Figure dataset records:
-- Start --

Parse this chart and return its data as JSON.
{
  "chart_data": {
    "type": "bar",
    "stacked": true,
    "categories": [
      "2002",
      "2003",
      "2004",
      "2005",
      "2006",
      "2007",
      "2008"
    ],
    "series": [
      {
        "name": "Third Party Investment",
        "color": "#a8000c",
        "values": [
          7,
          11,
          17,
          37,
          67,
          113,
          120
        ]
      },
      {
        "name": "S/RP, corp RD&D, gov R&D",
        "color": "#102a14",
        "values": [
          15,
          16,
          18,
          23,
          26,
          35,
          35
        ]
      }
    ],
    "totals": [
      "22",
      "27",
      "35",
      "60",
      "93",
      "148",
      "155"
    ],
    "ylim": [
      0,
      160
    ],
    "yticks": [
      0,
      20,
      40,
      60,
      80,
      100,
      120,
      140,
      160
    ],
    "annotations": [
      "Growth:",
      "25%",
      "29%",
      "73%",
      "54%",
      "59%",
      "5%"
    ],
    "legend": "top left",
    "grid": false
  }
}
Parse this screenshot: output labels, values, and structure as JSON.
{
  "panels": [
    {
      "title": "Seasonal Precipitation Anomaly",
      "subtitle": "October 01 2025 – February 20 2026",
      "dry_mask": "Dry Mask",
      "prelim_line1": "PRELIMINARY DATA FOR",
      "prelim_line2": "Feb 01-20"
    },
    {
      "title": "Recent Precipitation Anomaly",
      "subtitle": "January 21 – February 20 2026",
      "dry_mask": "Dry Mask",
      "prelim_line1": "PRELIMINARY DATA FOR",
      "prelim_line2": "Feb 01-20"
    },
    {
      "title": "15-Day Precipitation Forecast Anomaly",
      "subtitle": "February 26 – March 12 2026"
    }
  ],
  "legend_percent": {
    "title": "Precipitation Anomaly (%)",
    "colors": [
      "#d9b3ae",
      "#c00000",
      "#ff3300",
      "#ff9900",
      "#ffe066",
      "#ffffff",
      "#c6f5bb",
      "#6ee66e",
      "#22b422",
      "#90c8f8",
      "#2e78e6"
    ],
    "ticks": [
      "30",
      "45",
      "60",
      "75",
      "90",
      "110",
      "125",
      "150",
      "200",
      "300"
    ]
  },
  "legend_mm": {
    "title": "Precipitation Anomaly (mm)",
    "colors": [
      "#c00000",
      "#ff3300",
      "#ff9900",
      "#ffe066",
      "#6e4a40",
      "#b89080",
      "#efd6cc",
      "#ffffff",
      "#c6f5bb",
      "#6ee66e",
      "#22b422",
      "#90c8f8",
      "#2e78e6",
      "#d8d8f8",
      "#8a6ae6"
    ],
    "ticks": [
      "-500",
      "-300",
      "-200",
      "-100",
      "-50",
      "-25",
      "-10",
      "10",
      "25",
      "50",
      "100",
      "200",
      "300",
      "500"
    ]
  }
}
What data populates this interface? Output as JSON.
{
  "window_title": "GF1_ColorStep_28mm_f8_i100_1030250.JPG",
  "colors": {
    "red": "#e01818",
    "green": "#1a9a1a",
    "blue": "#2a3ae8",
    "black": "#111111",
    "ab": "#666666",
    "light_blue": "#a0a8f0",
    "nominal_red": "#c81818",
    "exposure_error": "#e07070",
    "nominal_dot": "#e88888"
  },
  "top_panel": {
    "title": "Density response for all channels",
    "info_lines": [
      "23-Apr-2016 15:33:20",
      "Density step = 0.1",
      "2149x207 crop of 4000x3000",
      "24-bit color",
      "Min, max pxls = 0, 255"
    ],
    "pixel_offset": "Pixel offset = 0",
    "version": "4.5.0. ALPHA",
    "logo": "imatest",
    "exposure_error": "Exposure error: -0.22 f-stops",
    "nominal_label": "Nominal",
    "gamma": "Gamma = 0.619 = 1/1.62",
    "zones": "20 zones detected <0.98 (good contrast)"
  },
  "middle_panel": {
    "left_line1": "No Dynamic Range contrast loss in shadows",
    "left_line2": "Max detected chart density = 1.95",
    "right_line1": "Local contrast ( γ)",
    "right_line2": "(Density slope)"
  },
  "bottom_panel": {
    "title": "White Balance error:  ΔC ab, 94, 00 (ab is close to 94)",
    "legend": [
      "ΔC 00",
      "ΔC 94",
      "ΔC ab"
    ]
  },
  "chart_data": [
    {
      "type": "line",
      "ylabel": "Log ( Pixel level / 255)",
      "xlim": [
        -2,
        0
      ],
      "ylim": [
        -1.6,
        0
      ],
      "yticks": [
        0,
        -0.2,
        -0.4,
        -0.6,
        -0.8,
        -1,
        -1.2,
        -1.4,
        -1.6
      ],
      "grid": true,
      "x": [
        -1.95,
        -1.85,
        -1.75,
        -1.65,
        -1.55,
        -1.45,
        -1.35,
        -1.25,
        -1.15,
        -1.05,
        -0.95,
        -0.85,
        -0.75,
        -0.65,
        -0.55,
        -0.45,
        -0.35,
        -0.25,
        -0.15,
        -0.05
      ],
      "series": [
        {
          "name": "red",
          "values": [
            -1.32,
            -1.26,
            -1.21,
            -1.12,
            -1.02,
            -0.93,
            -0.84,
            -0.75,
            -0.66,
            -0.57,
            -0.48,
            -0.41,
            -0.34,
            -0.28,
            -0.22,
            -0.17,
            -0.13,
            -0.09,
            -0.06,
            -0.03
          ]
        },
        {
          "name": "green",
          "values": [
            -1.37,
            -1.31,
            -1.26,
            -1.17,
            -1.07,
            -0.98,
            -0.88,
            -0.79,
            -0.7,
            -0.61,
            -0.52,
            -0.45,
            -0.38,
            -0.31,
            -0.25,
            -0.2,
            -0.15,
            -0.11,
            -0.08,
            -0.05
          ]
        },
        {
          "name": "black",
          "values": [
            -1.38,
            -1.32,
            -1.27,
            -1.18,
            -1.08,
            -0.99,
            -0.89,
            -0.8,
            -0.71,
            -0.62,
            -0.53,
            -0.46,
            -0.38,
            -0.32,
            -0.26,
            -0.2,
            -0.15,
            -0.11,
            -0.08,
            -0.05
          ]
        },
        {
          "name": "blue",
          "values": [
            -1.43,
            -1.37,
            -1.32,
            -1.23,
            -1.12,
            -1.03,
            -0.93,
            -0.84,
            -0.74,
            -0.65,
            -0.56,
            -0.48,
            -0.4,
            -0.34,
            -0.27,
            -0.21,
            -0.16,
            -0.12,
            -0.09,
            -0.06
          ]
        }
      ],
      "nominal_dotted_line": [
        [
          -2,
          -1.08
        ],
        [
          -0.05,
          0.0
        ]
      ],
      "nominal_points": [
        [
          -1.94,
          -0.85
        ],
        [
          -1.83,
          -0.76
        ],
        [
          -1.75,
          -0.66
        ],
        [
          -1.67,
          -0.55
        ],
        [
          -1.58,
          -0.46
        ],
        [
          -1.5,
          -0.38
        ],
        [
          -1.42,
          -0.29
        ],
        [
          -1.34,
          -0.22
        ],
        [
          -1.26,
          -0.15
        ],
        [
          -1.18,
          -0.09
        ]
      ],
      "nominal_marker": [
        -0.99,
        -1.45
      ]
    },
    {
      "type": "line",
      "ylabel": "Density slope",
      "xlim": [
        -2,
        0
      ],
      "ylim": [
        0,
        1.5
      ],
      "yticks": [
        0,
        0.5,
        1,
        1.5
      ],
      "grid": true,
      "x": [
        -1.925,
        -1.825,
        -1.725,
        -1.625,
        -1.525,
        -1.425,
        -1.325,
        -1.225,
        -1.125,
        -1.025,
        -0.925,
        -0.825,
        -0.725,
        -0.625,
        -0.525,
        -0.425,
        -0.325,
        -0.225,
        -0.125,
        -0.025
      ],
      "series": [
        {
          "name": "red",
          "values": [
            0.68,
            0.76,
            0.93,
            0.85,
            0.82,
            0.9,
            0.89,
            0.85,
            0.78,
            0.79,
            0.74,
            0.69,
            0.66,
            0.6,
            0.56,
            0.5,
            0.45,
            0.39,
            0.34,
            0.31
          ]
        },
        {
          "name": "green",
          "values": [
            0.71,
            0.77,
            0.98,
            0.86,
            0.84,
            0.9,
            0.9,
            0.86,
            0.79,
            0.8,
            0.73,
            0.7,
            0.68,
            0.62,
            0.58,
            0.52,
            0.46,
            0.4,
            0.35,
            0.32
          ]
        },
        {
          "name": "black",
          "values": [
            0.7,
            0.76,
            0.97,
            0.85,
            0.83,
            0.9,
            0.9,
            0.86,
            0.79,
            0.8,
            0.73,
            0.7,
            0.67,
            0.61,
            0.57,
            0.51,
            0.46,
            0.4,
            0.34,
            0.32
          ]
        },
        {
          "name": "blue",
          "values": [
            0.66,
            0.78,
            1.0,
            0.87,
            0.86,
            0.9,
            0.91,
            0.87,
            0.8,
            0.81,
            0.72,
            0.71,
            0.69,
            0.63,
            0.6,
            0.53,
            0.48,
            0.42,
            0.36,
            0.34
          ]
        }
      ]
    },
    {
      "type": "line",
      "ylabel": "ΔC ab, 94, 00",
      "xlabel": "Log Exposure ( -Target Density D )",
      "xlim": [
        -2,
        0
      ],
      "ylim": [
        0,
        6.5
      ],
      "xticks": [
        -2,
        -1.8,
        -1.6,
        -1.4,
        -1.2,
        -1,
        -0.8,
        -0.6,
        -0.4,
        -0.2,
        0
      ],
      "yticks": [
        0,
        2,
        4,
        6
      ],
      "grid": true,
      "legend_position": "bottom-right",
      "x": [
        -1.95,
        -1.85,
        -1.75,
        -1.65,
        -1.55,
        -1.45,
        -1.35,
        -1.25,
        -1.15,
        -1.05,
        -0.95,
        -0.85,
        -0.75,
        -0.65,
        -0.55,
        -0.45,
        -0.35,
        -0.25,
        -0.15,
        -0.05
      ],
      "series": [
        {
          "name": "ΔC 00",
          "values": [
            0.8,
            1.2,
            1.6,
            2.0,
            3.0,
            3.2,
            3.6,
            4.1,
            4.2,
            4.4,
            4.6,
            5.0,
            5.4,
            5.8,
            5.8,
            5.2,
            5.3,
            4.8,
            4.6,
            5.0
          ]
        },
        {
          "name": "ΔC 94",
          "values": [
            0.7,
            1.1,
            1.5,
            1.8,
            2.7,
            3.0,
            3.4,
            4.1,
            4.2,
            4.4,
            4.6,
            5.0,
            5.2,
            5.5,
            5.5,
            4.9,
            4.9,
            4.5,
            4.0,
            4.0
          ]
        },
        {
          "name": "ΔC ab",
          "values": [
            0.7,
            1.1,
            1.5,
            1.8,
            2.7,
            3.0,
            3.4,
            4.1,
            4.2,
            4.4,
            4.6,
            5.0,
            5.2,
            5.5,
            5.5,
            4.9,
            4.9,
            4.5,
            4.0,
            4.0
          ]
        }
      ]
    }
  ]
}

-- End --

Aim: Locate all lines in the listing above with the word "detected". Copy them.

Finished exercise:
    "zones": "20 zones detected <0.98 (good contrast)"
    "left_line2": "Max detected chart density = 1.95",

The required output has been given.